Задания:
- a) Перепишите отрывок из текста о Вануну, всё от слов «Вопрос, который мучил» и до слов «которые предлагалось обнародовать.», переименовав «Sunday Times» в «The Observer».
- b) Воспроизведите без изменений строки записей: всё от строки, содержащей «match-count-prefix: 共匹配到 xyxy=(30,419,118,451)», и до строки, содержащей «origin-label: 原产国 xyxy=(0,239,172,260)», включая обе.

Исходный текст:
————

В январе восемьдесят шестого Вануну изчезает из Израиля, чтобы попутешествовать. Он посещает Таиланд, Непал, Бирму и, наконец, отправляется в Австралию. Очевидно, здесь он принял решение не возвращаться домой. Но деньги были на исходе. К тому времени – а дело шло к лету – Вануну подружился с прихожанами местной англиканской церкви, членами «Общины Социальной Справедливости», и, наконец, седьмого июля тысяча девятьсот восемьдесят шестого года был крещен в церкви Святого Иоанна, объявив иудаизм «религией суеверий».
Вопрос, который мучил его на протяжении нескольких месяцев: что же делать с опасным грузом, фотопленкой в дорожной сумке? Мордехай вышел на контакт с британской газетой Sunday Times, которая предложила, если верить самим газетчикам, четыреста пятьдесят шесть тысяч долларов США за фотосессию ядерного объекта. Но деньги ядерный диссидент должен был получить лишь после того, как газета убедится в неоспоримой достоверности фактов, которые предлагалось обнародовать.

————

Материал упражнения:

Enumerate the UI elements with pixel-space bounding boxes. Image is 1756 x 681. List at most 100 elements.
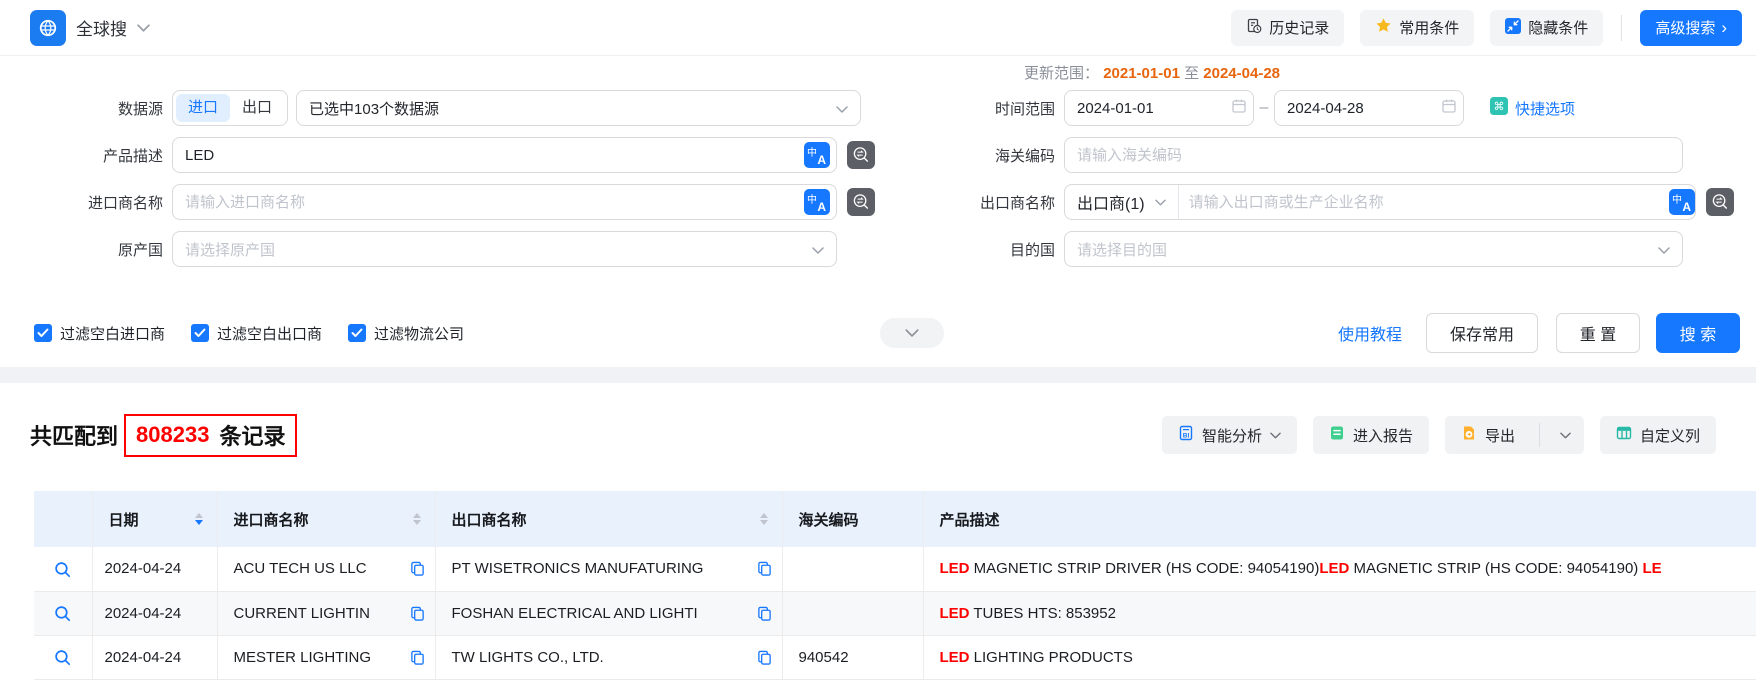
match-count-prefix: 共匹配到 xyxy=(30,419,118,451)
enter-report-button[interactable]: 进入报告 xyxy=(1313,416,1429,454)
history-button[interactable]: 历史记录 xyxy=(1231,10,1344,46)
exclude-search-icon[interactable] xyxy=(847,141,875,169)
export-dropdown[interactable] xyxy=(1548,416,1584,454)
copy-icon[interactable] xyxy=(757,650,772,665)
exporter-type-value: 出口商(1) xyxy=(1077,190,1145,214)
history-label: 历史记录 xyxy=(1269,17,1329,38)
count-annotation-box: 808233 条记录 xyxy=(124,414,297,457)
filter-blank-exporter[interactable]: 过滤空白出口商 xyxy=(191,323,322,344)
sort-icon[interactable] xyxy=(413,513,421,525)
exporter-type-select[interactable]: 出口商(1) xyxy=(1065,185,1178,219)
sort-icon[interactable] xyxy=(195,513,203,525)
smart-analysis-button[interactable]: BI 智能分析 xyxy=(1162,416,1297,454)
product-desc-input[interactable] xyxy=(185,147,804,164)
app-brand[interactable]: 全球搜 xyxy=(30,10,150,46)
cell-date: 2024-04-24 xyxy=(92,591,217,635)
header-product-desc: 产品描述 xyxy=(923,491,1756,547)
hs-code-input[interactable] xyxy=(1077,147,1676,164)
product-desc-label: 产品描述 xyxy=(0,145,172,166)
chevron-down-icon xyxy=(812,241,824,258)
custom-columns-button[interactable]: 自定义列 xyxy=(1600,416,1716,454)
collapse-form-button[interactable] xyxy=(880,318,944,348)
custom-columns-label: 自定义列 xyxy=(1640,425,1700,446)
translate-icon[interactable]: 中A xyxy=(804,142,830,168)
quick-options-link[interactable]: ⌘ 快捷选项 xyxy=(1490,97,1575,120)
report-icon xyxy=(1329,425,1345,445)
copy-icon[interactable] xyxy=(410,561,425,576)
advanced-search-button[interactable]: 高级搜索 › xyxy=(1640,10,1742,46)
topbar-actions: 历史记录 常用条件 隐藏条件 高级搜索 › xyxy=(1215,10,1742,46)
copy-icon[interactable] xyxy=(410,650,425,665)
translate-icon[interactable]: 中A xyxy=(1669,189,1695,215)
app-title: 全球搜 xyxy=(76,15,127,40)
hide-conditions-button[interactable]: 隐藏条件 xyxy=(1490,10,1603,46)
origin-label: 原产国 xyxy=(0,239,172,260)
favorites-label: 常用条件 xyxy=(1399,17,1459,38)
data-source-select[interactable]: 已选中103个数据源 xyxy=(296,90,861,126)
tutorial-link[interactable]: 使用教程 xyxy=(1338,321,1402,345)
smart-analysis-label: 智能分析 xyxy=(1202,425,1262,446)
destination-select[interactable]: 请选择目的国 xyxy=(1064,231,1683,267)
origin-select[interactable]: 请选择原产国 xyxy=(172,231,837,267)
copy-icon[interactable] xyxy=(757,606,772,621)
tab-export[interactable]: 出口 xyxy=(230,94,284,122)
time-range-label: 时间范围 xyxy=(878,98,1064,119)
columns-icon xyxy=(1616,425,1632,445)
copy-icon[interactable] xyxy=(757,561,772,576)
update-range-start: 2021-01-01 xyxy=(1103,65,1180,82)
export-main[interactable]: 导出 xyxy=(1445,416,1531,454)
chevron-down-icon xyxy=(1560,432,1571,439)
importer-input[interactable] xyxy=(185,194,804,211)
exclude-search-icon[interactable] xyxy=(847,188,875,216)
save-common-button[interactable]: 保存常用 xyxy=(1426,313,1538,353)
reset-button[interactable]: 重 置 xyxy=(1556,313,1640,353)
page: 全球搜 历史记录 常用条件 隐藏条件 高级搜索 › xyxy=(0,0,1756,681)
globe-icon xyxy=(30,10,66,46)
date-end-field[interactable] xyxy=(1274,90,1464,126)
copy-icon[interactable] xyxy=(410,606,425,621)
filter-blank-importer[interactable]: 过滤空白进口商 xyxy=(34,323,165,344)
results-bar: 共匹配到 808233 条记录 BI 智能分析 进入报告 导出 xyxy=(0,409,1756,461)
search-icon[interactable] xyxy=(54,605,71,622)
header-exporter[interactable]: 出口商名称 xyxy=(435,491,782,547)
data-source-toggle: 进口 出口 xyxy=(172,90,288,126)
command-icon: ⌘ xyxy=(1490,97,1508,120)
data-source-value: 已选中103个数据源 xyxy=(309,98,836,119)
cell-product-desc: LED TUBES HTS: 853952 xyxy=(923,591,1756,635)
header-date[interactable]: 日期 xyxy=(92,491,217,547)
checkbox-checked-icon xyxy=(348,324,366,342)
date-start-input[interactable] xyxy=(1077,100,1231,117)
date-start-field[interactable] xyxy=(1064,90,1254,126)
chevron-down-icon xyxy=(1658,241,1670,258)
search-icon[interactable] xyxy=(54,649,71,666)
match-count-suffix: 条记录 xyxy=(219,419,285,451)
search-button[interactable]: 搜 索 xyxy=(1656,313,1740,353)
update-range-to: 至 xyxy=(1184,65,1199,82)
importer-label: 进口商名称 xyxy=(0,192,172,213)
header-importer[interactable]: 进口商名称 xyxy=(217,491,435,547)
translate-icon[interactable]: 中A xyxy=(804,189,830,215)
calendar-icon xyxy=(1231,98,1247,119)
sort-icon[interactable] xyxy=(760,513,768,525)
destination-placeholder: 请选择目的国 xyxy=(1077,239,1658,260)
chevron-down-icon xyxy=(836,100,848,117)
chevron-down-icon xyxy=(137,19,150,37)
table-header-row: 日期 进口商名称 出口商名称 海关编码 产品描述 xyxy=(34,491,1756,547)
exclude-search-icon[interactable] xyxy=(1706,188,1734,216)
chevron-down-icon xyxy=(1155,199,1166,206)
favorites-button[interactable]: 常用条件 xyxy=(1360,10,1474,46)
table-body: 2024-04-24ACU TECH US LLCPT WISETRONICS … xyxy=(34,547,1756,679)
exporter-input[interactable] xyxy=(1179,194,1669,211)
header-icon-col xyxy=(34,491,92,547)
filter-logistics[interactable]: 过滤物流公司 xyxy=(348,323,464,344)
cell-importer: MESTER LIGHTING xyxy=(217,635,435,679)
export-icon xyxy=(1461,425,1477,445)
date-end-input[interactable] xyxy=(1287,100,1441,117)
update-range-end: 2024-04-28 xyxy=(1203,65,1280,82)
quick-options-label: 快捷选项 xyxy=(1515,98,1575,119)
data-source-label: 数据源 xyxy=(0,98,172,119)
table-row: 2024-04-24CURRENT LIGHTINFOSHAN ELECTRIC… xyxy=(34,591,1756,635)
filter-label: 过滤物流公司 xyxy=(374,323,464,344)
tab-import[interactable]: 进口 xyxy=(176,94,230,122)
search-icon[interactable] xyxy=(54,561,71,578)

————

Ответы:
- a)
Вопрос, который мучил его на протяжении нескольких месяцев: что же делать с опасным грузом, фотопленкой в дорожной сумке? Мордехай вышел на контакт с британской газетой The Observer, которая предложила, если верить самим газетчикам, четыреста пятьдесят шесть тысяч долларов США за фотосессию ядерного объекта. Но деньги ядерный диссидент должен был получить лишь после того, как газета убедится в неоспоримой достоверности фактов, которые предлагалось обнародовать.

- b)
match-count-prefix: 共匹配到 xyxy=(30,419,118,451)
enter-report-button[interactable]: 进入报告 xyxy=(1313,416,1429,454)
history-button[interactable]: 历史记录 xyxy=(1231,10,1344,46)
exclude-search-icon[interactable] xyxy=(847,141,875,169)
export-dropdown[interactable] xyxy=(1548,416,1584,454)
copy-icon[interactable] xyxy=(757,650,772,665)
exporter-type-value: 出口商(1) xyxy=(1077,190,1145,214)
history-label: 历史记录 xyxy=(1269,17,1329,38)
count-annotation-box: 808233 条记录 xyxy=(124,414,297,457)
filter-blank-exporter[interactable]: 过滤空白出口商 xyxy=(191,323,322,344)
sort-icon[interactable] xyxy=(413,513,421,525)
exporter-type-select[interactable]: 出口商(1) xyxy=(1065,185,1178,219)
sort-icon[interactable] xyxy=(195,513,203,525)
smart-analysis-button[interactable]: BI 智能分析 xyxy=(1162,416,1297,454)
product-desc-input[interactable] xyxy=(185,147,804,164)
app-brand[interactable]: 全球搜 xyxy=(30,10,150,46)
cell-date: 2024-04-24 xyxy=(92,591,217,635)
header-product-desc: 产品描述 xyxy=(923,491,1756,547)
hs-code-input[interactable] xyxy=(1077,147,1676,164)
product-desc-label: 产品描述 xyxy=(0,145,172,166)
chevron-down-icon xyxy=(812,241,824,258)
custom-columns-button[interactable]: 自定义列 xyxy=(1600,416,1716,454)
collapse-form-button[interactable] xyxy=(880,318,944,348)
custom-columns-label: 自定义列 xyxy=(1640,425,1700,446)
translate-icon[interactable]: 中A xyxy=(804,142,830,168)
quick-options-link[interactable]: ⌘ 快捷选项 xyxy=(1490,97,1575,120)
report-icon xyxy=(1329,425,1345,445)
copy-icon[interactable] xyxy=(410,561,425,576)
advanced-search-button[interactable]: 高级搜索 › xyxy=(1640,10,1742,46)
topbar-actions: 历史记录 常用条件 隐藏条件 高级搜索 › xyxy=(1215,10,1742,46)
copy-icon[interactable] xyxy=(410,650,425,665)
translate-icon[interactable]: 中A xyxy=(1669,189,1695,215)
app-title: 全球搜 xyxy=(76,15,127,40)
hide-conditions-button[interactable]: 隐藏条件 xyxy=(1490,10,1603,46)
origin-label: 原产国 xyxy=(0,239,172,260)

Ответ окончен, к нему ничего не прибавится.